■ Given instruction
For this exercise, copy out each line of the material below that includes "PHẨM".

::::

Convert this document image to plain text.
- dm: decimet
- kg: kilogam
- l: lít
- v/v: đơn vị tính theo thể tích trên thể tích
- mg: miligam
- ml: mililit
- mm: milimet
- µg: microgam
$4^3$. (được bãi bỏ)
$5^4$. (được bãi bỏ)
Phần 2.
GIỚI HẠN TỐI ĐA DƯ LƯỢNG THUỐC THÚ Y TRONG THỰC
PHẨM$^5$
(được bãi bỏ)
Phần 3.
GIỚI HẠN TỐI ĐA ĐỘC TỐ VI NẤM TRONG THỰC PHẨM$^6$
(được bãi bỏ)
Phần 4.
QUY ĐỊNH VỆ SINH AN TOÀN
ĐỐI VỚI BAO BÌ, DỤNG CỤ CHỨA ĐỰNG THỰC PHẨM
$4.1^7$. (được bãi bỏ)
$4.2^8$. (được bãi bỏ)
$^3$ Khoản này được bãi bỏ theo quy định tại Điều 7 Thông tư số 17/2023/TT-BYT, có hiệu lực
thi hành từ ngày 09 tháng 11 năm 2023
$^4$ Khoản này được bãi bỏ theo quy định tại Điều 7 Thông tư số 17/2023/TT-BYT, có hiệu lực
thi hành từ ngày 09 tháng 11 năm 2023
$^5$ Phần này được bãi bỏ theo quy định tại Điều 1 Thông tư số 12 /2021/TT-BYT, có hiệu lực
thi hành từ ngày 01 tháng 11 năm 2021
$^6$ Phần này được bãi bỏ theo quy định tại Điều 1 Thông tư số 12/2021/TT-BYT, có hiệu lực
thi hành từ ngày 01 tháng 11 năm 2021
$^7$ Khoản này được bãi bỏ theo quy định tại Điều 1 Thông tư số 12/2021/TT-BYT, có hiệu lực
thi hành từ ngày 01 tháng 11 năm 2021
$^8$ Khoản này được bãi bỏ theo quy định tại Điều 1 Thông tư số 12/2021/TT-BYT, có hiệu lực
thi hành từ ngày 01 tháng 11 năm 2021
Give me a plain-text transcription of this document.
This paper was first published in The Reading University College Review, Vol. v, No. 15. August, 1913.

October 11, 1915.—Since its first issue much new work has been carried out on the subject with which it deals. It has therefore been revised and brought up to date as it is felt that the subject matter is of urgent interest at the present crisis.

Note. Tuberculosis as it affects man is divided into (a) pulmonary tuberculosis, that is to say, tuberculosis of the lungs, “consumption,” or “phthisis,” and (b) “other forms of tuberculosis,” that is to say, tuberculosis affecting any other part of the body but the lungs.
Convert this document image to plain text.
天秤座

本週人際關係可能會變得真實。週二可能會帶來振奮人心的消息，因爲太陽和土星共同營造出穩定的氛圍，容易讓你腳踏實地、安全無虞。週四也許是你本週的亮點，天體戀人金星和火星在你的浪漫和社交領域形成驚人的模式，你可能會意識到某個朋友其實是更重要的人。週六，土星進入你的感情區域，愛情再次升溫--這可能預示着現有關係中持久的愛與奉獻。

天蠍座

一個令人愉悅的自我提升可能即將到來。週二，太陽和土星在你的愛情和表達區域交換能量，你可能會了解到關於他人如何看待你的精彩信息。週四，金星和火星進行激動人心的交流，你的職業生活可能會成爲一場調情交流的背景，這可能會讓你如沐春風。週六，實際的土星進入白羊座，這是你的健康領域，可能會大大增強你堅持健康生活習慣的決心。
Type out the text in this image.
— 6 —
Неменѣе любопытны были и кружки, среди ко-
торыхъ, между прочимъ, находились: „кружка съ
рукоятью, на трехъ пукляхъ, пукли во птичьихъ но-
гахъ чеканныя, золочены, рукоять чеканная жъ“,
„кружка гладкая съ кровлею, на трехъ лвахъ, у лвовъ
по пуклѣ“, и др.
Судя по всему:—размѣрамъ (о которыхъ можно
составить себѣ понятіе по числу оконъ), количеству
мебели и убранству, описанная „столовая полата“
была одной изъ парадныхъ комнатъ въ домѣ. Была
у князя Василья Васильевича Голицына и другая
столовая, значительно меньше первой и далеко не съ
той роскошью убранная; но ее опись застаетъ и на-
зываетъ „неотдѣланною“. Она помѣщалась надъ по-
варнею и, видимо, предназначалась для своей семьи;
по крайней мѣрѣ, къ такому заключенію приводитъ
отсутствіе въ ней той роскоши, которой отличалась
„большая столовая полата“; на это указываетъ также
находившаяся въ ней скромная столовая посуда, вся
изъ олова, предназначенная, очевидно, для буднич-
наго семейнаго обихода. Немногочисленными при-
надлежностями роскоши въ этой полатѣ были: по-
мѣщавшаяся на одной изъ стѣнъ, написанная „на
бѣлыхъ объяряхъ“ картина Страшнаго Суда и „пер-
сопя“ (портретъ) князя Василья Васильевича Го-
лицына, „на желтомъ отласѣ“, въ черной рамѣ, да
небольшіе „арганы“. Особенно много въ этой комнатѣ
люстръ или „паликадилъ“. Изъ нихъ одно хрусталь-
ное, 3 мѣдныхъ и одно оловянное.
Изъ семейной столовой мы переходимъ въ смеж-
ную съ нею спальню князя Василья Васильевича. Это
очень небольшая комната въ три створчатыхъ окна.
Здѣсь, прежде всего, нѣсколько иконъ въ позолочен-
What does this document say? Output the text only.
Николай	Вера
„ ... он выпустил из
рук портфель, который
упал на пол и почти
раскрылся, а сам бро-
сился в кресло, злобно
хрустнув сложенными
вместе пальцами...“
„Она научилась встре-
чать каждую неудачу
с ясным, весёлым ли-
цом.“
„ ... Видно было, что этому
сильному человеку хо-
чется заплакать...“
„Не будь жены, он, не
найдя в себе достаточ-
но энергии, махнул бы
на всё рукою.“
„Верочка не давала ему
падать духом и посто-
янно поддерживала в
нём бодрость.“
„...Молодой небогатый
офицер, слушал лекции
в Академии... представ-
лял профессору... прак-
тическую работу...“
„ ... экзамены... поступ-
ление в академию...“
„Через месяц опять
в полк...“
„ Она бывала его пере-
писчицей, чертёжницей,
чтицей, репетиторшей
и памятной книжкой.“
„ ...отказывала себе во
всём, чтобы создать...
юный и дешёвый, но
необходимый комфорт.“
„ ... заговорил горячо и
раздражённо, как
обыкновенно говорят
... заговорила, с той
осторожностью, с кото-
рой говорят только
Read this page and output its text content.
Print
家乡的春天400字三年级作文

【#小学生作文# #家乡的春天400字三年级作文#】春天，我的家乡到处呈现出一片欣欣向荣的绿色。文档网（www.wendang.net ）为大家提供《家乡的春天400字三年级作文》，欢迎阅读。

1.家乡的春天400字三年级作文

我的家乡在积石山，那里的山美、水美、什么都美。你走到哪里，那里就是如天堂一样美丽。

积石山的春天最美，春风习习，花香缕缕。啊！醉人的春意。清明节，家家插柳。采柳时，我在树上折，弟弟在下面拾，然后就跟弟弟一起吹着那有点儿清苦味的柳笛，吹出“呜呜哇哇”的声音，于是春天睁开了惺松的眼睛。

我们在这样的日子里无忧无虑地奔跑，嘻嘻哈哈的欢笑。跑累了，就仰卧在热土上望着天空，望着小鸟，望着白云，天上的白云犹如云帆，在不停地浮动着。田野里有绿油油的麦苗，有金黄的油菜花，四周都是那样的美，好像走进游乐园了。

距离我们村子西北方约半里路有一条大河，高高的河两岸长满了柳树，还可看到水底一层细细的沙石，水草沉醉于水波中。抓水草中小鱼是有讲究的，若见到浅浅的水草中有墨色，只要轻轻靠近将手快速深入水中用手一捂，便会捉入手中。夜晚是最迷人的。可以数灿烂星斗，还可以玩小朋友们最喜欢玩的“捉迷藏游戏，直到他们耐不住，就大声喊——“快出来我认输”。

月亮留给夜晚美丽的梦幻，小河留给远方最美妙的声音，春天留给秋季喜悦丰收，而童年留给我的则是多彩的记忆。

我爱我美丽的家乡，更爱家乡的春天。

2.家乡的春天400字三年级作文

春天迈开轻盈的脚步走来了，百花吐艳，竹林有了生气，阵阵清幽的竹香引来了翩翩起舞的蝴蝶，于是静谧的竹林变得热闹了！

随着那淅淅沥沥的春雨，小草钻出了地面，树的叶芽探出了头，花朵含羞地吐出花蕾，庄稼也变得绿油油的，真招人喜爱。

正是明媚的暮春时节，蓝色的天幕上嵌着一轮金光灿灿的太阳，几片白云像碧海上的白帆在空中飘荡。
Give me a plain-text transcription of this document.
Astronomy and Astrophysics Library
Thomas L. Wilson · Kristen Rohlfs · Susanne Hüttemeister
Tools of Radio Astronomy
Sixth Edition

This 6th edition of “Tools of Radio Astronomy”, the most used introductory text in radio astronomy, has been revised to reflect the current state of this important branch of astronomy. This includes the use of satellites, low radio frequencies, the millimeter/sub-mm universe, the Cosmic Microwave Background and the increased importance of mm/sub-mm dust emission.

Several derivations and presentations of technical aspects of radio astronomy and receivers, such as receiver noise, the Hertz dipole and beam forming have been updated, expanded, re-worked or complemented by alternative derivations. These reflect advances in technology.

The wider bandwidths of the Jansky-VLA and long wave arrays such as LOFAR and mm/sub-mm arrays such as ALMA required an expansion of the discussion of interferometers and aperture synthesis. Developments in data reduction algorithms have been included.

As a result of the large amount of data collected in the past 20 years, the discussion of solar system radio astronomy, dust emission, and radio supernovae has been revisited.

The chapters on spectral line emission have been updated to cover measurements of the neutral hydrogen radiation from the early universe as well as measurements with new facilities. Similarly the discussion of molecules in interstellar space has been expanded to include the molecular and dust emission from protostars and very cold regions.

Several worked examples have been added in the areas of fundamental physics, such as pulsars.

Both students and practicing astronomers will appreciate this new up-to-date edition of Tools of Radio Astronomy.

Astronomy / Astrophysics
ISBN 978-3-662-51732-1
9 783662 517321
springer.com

::::

■ Answer for the task
PHẨM$^5$
GIỚI HẠN TỐI ĐA ĐỘC TỐ VI NẤM TRONG THỰC PHẨM$^6$
ĐỐI VỚI BAO BÌ, DỤNG CỤ CHỨA ĐỰNG THỰC PHẨM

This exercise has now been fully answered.